◆ Material for this task
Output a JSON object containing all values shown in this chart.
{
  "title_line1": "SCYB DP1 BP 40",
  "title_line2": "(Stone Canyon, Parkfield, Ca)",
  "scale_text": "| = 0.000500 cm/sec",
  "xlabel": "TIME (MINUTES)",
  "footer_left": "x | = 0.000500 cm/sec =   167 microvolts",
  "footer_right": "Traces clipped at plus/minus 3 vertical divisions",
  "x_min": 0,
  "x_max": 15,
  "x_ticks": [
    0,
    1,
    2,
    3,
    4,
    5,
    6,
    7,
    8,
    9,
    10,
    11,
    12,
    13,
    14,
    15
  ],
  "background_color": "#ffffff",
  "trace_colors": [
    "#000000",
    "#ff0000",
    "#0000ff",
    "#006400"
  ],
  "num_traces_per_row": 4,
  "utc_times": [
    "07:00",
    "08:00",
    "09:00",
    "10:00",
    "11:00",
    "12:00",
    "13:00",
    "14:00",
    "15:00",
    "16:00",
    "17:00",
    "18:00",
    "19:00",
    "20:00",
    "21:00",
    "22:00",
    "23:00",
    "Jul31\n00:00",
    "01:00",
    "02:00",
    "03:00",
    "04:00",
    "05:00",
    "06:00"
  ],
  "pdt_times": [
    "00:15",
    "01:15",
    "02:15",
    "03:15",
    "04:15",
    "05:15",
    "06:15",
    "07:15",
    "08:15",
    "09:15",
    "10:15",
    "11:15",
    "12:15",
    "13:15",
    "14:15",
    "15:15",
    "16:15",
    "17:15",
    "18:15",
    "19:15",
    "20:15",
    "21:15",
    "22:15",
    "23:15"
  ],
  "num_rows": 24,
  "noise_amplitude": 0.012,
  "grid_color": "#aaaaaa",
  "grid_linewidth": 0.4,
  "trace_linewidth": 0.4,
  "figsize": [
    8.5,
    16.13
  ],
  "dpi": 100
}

◆ Instructions to follow
Extract all of the data above without altering anything.

◆ Reply to the task
Output a JSON object containing all values shown in this chart.
{
  "title_line1": "SCYB DP1 BP 40",
  "title_line2": "(Stone Canyon, Parkfield, Ca)",
  "scale_text": "| = 0.000500 cm/sec",
  "xlabel": "TIME (MINUTES)",
  "footer_left": "x | = 0.000500 cm/sec =   167 microvolts",
  "footer_right": "Traces clipped at plus/minus 3 vertical divisions",
  "x_min": 0,
  "x_max": 15,
  "x_ticks": [
    0,
    1,
    2,
    3,
    4,
    5,
    6,
    7,
    8,
    9,
    10,
    11,
    12,
    13,
    14,
    15
  ],
  "background_color": "#ffffff",
  "trace_colors": [
    "#000000",
    "#ff0000",
    "#0000ff",
    "#006400"
  ],
  "num_traces_per_row": 4,
  "utc_times": [
    "07:00",
    "08:00",
    "09:00",
    "10:00",
    "11:00",
    "12:00",
    "13:00",
    "14:00",
    "15:00",
    "16:00",
    "17:00",
    "18:00",
    "19:00",
    "20:00",
    "21:00",
    "22:00",
    "23:00",
    "Jul31\n00:00",
    "01:00",
    "02:00",
    "03:00",
    "04:00",
    "05:00",
    "06:00"
  ],
  "pdt_times": [
    "00:15",
    "01:15",
    "02:15",
    "03:15",
    "04:15",
    "05:15",
    "06:15",
    "07:15",
    "08:15",
    "09:15",
    "10:15",
    "11:15",
    "12:15",
    "13:15",
    "14:15",
    "15:15",
    "16:15",
    "17:15",
    "18:15",
    "19:15",
    "20:15",
    "21:15",
    "22:15",
    "23:15"
  ],
  "num_rows": 24,
  "noise_amplitude": 0.012,
  "grid_color": "#aaaaaa",
  "grid_linewidth": 0.4,
  "trace_linewidth": 0.4,
  "figsize": [
    8.5,
    16.13
  ],
  "dpi": 100
}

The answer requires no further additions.